Work to be completed> Search the records below for the word "bottom" and show every line where it occurs.

##### Dataset content #####

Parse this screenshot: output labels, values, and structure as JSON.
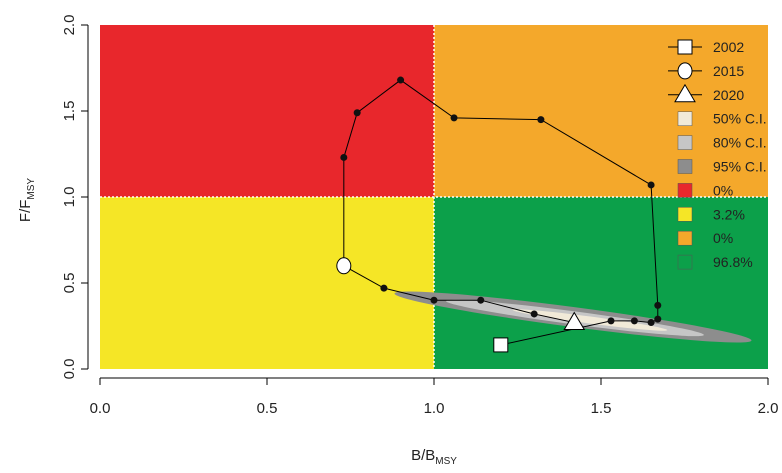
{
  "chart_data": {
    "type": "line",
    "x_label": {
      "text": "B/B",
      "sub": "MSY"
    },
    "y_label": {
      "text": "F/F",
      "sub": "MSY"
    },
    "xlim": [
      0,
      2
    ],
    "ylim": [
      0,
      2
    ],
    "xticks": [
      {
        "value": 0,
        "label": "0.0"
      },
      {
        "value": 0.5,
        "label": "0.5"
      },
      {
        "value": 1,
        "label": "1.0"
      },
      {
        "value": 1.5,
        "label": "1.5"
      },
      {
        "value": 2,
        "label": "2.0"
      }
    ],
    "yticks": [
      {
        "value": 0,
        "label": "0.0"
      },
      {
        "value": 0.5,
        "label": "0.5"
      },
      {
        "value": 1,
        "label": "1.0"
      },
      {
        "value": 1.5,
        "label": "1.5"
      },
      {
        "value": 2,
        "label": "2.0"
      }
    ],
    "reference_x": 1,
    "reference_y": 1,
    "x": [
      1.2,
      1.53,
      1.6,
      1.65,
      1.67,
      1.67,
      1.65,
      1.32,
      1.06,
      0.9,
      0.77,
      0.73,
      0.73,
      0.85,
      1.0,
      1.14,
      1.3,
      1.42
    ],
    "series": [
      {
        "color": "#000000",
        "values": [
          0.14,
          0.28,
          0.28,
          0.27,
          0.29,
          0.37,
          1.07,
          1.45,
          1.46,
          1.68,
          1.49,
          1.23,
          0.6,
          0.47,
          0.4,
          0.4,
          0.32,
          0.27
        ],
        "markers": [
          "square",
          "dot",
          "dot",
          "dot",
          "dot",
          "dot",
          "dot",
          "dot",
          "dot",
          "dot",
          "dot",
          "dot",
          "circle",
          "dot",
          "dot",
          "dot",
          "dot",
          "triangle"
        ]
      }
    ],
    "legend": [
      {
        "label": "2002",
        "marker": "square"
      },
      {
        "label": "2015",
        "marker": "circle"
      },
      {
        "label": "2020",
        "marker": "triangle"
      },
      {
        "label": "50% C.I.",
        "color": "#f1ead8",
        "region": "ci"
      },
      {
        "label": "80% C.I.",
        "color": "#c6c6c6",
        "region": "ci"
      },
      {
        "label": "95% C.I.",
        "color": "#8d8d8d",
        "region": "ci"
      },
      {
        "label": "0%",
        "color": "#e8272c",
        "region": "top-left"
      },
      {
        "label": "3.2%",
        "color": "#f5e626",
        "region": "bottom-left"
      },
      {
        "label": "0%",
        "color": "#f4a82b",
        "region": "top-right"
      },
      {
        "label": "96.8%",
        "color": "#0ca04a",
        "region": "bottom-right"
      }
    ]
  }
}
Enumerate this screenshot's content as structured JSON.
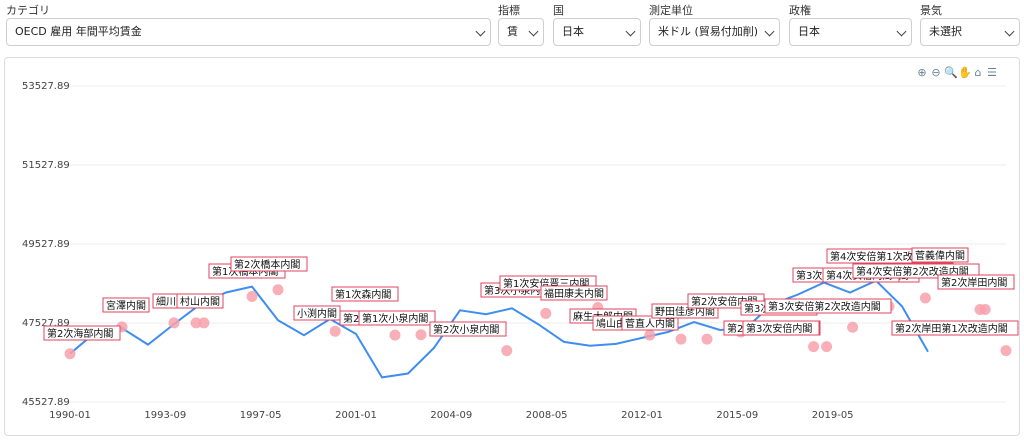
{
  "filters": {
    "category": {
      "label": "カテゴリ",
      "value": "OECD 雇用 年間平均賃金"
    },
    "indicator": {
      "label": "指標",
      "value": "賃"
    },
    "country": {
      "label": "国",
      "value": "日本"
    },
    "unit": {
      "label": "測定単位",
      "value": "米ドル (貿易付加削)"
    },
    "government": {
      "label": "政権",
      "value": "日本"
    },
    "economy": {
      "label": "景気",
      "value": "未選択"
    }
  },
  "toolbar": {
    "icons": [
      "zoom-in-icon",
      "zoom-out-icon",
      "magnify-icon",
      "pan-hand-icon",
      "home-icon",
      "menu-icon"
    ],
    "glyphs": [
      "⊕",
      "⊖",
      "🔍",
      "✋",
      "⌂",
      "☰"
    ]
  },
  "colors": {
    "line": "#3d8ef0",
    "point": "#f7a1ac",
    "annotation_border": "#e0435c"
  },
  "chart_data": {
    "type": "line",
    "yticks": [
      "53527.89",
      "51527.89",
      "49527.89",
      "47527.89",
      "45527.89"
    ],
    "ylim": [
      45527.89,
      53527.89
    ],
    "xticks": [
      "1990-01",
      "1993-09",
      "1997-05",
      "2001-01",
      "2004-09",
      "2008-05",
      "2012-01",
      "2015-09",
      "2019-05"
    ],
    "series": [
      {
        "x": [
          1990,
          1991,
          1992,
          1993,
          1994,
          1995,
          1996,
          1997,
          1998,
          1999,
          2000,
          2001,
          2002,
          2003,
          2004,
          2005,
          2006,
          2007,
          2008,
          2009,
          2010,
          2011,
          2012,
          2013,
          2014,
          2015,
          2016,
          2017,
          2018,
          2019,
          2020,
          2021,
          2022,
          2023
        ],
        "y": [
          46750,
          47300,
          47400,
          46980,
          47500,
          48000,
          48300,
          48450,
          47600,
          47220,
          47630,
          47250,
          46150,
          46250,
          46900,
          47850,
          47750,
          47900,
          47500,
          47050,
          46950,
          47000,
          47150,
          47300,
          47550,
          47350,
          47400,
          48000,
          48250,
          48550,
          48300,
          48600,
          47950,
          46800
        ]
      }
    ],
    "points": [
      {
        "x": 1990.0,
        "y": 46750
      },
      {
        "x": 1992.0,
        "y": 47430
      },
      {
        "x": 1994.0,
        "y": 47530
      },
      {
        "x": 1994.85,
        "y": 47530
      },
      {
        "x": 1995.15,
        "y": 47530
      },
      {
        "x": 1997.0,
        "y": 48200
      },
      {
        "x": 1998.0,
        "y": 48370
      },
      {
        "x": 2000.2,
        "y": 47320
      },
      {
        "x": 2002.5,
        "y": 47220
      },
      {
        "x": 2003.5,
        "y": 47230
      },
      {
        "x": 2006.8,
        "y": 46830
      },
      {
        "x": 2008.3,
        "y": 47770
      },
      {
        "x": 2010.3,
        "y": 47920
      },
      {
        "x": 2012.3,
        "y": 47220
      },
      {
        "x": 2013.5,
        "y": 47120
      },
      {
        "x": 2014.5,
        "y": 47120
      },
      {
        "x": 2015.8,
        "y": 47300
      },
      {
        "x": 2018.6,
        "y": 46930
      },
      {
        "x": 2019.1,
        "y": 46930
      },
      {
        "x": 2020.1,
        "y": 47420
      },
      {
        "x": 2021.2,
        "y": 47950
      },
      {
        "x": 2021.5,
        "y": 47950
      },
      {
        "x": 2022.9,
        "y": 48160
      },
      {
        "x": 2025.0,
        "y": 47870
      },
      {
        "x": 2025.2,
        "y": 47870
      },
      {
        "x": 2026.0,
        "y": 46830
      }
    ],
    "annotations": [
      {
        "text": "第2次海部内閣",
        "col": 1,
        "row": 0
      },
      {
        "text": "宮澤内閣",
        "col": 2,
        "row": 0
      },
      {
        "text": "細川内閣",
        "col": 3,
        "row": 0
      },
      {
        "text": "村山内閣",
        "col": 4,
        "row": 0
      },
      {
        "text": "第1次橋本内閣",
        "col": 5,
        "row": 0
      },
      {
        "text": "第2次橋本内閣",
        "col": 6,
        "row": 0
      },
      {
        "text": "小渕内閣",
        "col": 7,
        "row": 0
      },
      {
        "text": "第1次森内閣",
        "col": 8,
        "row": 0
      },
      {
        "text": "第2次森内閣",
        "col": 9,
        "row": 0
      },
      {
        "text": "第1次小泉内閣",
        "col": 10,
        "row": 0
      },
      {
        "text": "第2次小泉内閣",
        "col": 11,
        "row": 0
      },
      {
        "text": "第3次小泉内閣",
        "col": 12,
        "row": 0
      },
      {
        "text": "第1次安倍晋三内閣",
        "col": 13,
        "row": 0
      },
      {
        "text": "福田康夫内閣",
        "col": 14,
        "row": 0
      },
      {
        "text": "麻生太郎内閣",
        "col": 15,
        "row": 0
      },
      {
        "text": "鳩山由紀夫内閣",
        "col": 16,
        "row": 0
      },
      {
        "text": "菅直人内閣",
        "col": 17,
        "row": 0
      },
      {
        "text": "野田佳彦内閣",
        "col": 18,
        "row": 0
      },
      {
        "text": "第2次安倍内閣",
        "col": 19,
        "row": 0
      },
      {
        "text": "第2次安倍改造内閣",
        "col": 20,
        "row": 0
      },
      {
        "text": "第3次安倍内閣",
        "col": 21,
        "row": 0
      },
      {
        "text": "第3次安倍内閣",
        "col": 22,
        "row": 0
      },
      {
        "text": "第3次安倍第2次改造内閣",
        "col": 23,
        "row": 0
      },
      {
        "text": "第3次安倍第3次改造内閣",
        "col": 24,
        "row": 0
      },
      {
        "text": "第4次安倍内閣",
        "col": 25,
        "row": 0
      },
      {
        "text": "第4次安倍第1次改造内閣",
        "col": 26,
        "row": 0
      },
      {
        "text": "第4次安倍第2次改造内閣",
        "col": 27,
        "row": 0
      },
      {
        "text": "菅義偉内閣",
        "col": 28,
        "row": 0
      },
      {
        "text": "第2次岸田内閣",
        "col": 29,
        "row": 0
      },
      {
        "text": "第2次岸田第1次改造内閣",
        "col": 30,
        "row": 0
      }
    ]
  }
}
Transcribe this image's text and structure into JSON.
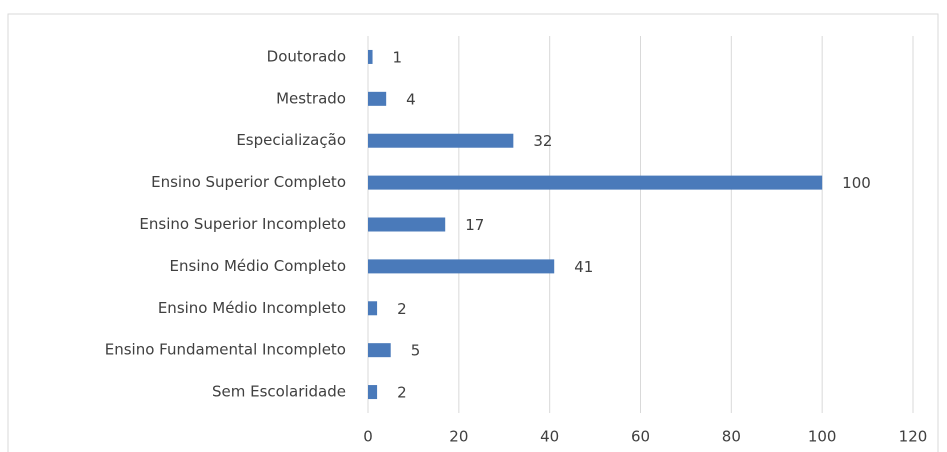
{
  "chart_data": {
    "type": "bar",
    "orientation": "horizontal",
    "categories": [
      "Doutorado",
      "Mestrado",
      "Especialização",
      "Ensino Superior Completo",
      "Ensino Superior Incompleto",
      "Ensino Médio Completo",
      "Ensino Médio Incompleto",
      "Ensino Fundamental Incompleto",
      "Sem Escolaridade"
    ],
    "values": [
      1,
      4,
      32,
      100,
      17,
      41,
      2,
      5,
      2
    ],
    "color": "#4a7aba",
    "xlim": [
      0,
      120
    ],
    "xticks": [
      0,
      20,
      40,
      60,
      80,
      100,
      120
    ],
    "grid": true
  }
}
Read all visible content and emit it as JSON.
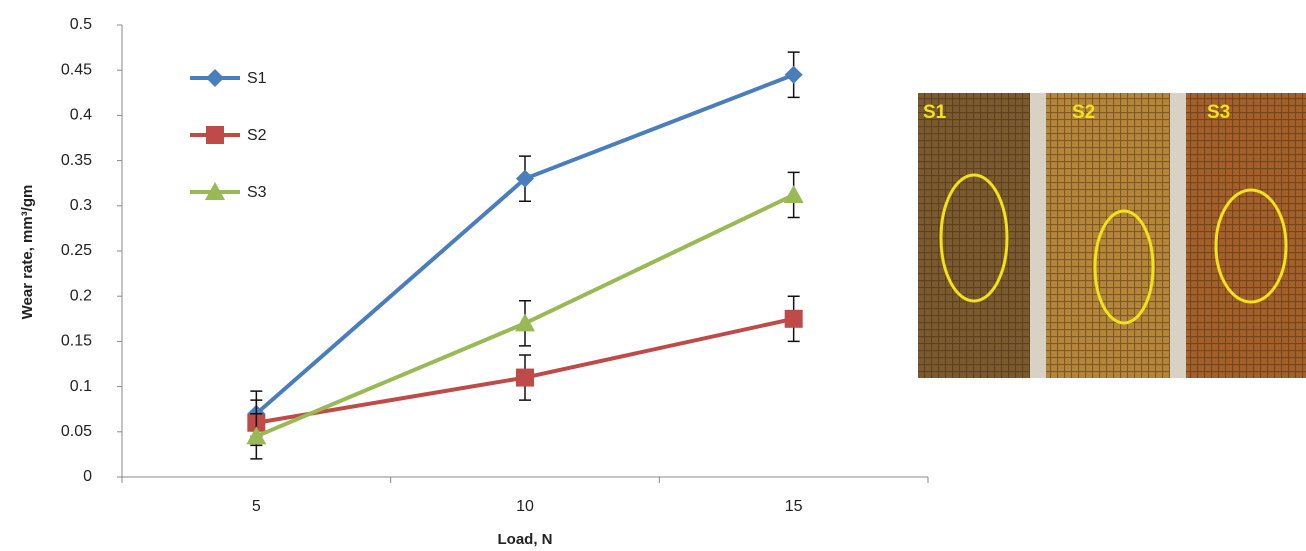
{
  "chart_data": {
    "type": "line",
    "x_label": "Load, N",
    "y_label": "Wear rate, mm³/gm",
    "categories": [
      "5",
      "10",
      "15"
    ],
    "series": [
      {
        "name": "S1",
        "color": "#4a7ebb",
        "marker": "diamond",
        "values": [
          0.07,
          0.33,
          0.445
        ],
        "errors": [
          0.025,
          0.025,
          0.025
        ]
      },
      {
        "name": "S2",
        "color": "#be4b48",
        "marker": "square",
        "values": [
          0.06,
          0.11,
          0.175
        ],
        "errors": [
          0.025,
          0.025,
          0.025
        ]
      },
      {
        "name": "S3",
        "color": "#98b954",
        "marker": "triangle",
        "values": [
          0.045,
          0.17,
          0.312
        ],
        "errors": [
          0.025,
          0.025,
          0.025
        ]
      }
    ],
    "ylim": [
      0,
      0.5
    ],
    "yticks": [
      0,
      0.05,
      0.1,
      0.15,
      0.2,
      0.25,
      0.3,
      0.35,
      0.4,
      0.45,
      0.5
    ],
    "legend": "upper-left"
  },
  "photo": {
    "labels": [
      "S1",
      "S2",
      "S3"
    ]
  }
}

#####

Result>
        "region": "bottom-left"
        "region": "bottom-right"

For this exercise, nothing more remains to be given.